TASK PROMPT =>
Read through the records below and copy each line that uses the word "aunt".
:::::
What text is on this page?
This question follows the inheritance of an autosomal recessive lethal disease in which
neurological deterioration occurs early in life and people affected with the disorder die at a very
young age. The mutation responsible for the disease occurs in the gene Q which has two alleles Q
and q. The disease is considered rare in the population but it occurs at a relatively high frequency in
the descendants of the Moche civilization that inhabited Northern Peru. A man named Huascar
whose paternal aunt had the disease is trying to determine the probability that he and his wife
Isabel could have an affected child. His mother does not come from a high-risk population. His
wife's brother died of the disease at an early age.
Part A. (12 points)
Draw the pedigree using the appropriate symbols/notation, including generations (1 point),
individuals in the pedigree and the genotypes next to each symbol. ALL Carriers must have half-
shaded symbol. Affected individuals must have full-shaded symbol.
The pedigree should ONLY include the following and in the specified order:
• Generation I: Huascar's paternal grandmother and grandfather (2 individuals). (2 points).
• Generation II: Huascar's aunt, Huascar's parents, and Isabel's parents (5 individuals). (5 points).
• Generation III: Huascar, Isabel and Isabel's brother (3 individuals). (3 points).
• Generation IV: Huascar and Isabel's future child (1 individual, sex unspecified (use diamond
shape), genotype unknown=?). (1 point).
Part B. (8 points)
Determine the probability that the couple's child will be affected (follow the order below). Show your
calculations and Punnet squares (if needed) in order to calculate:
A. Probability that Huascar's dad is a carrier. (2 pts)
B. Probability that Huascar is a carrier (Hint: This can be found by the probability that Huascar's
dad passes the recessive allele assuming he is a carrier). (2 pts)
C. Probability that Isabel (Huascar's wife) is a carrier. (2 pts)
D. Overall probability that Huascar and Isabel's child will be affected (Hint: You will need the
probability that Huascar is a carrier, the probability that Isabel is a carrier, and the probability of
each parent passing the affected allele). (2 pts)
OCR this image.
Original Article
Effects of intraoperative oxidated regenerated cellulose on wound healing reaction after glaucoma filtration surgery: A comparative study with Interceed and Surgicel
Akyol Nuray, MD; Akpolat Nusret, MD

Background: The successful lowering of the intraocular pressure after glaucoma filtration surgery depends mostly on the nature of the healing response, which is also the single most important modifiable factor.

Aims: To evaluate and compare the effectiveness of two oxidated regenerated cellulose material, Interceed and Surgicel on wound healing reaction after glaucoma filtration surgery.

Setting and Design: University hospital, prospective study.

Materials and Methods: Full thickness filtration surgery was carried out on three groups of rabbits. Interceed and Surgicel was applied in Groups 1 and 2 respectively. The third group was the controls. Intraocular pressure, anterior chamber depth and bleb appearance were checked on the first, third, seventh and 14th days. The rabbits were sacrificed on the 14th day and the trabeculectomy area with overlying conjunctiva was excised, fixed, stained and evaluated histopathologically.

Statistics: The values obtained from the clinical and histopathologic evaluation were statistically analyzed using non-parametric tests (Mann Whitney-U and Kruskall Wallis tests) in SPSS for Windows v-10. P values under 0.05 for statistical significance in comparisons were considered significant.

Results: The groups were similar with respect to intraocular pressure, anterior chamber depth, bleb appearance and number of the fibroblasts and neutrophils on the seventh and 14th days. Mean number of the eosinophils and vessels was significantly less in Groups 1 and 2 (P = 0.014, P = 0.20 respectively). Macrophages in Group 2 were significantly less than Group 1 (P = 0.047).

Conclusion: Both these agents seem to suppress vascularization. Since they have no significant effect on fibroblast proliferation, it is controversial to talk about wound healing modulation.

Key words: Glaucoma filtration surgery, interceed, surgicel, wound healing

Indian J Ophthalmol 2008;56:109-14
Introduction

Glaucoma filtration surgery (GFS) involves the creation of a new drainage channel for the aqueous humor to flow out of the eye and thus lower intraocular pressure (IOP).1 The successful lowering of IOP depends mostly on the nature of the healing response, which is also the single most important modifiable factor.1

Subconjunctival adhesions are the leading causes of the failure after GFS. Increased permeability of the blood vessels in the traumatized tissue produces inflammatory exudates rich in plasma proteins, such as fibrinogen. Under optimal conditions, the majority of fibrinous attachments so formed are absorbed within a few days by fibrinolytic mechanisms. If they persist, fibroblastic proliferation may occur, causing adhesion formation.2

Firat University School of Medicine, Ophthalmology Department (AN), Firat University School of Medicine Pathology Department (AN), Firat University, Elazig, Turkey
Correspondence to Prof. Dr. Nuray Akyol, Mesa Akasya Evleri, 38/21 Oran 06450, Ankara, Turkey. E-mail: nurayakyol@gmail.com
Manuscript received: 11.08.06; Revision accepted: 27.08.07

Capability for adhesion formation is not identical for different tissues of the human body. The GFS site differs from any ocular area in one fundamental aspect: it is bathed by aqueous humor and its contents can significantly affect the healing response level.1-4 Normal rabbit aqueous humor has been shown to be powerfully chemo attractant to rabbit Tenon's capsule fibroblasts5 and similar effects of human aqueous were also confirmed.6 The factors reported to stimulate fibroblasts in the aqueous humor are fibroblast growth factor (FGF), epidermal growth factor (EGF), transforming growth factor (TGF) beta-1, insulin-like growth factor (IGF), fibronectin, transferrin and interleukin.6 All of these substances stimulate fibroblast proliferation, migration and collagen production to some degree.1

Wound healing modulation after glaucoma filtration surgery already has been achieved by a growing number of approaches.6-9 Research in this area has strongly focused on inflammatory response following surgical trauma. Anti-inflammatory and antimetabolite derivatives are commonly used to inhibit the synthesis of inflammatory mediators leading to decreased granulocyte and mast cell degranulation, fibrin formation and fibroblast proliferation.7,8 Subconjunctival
:::::
WRITTEN ANSWER =>
whose paternal aunt had the disease is trying to determine the probability that he and his wife
• Generation II: Huascar's aunt, Huascar's parents, and Isabel's parents (5 individuals). (5 points).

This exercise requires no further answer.